Figure data in JSON:
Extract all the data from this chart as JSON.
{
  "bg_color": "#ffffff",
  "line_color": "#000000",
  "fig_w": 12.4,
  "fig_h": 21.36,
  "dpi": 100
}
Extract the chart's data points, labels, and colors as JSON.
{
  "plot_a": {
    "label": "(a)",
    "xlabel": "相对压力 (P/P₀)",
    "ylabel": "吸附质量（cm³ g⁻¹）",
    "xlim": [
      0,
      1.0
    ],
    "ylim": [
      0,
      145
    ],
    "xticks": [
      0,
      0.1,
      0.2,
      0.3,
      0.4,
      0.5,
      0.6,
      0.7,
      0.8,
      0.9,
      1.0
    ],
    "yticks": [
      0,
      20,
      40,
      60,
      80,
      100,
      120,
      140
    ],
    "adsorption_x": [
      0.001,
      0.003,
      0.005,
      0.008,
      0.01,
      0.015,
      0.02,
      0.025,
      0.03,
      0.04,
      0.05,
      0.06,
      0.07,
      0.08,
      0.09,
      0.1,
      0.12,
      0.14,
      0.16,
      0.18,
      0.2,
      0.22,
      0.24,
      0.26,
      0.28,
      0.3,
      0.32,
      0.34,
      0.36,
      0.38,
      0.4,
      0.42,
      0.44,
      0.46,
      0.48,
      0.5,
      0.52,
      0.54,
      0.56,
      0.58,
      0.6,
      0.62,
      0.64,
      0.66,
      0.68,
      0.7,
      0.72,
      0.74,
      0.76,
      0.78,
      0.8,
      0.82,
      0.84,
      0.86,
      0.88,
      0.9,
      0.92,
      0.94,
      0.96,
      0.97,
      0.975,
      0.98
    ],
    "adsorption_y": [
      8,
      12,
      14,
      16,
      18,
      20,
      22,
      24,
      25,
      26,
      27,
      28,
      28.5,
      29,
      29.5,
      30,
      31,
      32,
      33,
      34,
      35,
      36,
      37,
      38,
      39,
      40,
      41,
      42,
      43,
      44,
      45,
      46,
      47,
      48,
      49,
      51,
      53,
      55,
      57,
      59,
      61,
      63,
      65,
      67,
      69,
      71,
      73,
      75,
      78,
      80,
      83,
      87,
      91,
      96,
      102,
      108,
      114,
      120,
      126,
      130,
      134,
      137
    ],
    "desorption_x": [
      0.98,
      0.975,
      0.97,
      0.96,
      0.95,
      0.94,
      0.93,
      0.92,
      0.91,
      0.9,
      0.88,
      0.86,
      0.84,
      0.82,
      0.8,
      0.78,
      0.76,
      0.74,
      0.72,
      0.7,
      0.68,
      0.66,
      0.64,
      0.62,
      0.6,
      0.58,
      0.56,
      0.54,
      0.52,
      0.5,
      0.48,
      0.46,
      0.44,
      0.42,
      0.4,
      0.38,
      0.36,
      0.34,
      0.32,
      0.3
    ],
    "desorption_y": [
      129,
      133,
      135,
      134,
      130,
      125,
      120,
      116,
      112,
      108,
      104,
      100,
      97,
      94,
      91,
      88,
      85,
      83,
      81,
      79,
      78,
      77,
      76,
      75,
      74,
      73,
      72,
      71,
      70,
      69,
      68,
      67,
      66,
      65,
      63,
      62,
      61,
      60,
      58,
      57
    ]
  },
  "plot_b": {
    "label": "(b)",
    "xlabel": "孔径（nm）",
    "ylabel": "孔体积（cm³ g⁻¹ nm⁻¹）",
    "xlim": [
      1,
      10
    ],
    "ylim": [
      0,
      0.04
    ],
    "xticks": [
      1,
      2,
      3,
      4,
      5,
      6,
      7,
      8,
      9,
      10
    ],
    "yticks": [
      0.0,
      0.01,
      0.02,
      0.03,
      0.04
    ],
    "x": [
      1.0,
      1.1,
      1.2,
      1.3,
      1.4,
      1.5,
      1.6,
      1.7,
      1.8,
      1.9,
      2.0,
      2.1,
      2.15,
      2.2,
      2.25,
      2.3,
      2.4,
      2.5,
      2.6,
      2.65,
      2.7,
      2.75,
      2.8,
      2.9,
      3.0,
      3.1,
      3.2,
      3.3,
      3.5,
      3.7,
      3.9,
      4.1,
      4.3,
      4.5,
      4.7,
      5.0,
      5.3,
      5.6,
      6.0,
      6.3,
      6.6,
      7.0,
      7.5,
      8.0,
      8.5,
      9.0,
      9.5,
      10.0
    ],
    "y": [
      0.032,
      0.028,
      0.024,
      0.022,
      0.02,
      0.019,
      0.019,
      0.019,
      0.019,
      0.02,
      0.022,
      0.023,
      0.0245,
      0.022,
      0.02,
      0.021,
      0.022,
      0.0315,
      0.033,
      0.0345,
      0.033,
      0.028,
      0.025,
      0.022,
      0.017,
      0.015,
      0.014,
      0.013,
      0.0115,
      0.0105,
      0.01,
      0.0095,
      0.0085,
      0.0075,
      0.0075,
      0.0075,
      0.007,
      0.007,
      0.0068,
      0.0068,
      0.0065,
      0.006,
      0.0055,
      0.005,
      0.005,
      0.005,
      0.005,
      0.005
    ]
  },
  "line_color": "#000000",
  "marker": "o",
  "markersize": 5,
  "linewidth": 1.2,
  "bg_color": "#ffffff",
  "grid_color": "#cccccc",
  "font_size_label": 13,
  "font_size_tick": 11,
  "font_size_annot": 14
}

> **What to produce**: What is the number of lines above that contain "Extract"? Answer with that number only.

> **Answer**: 2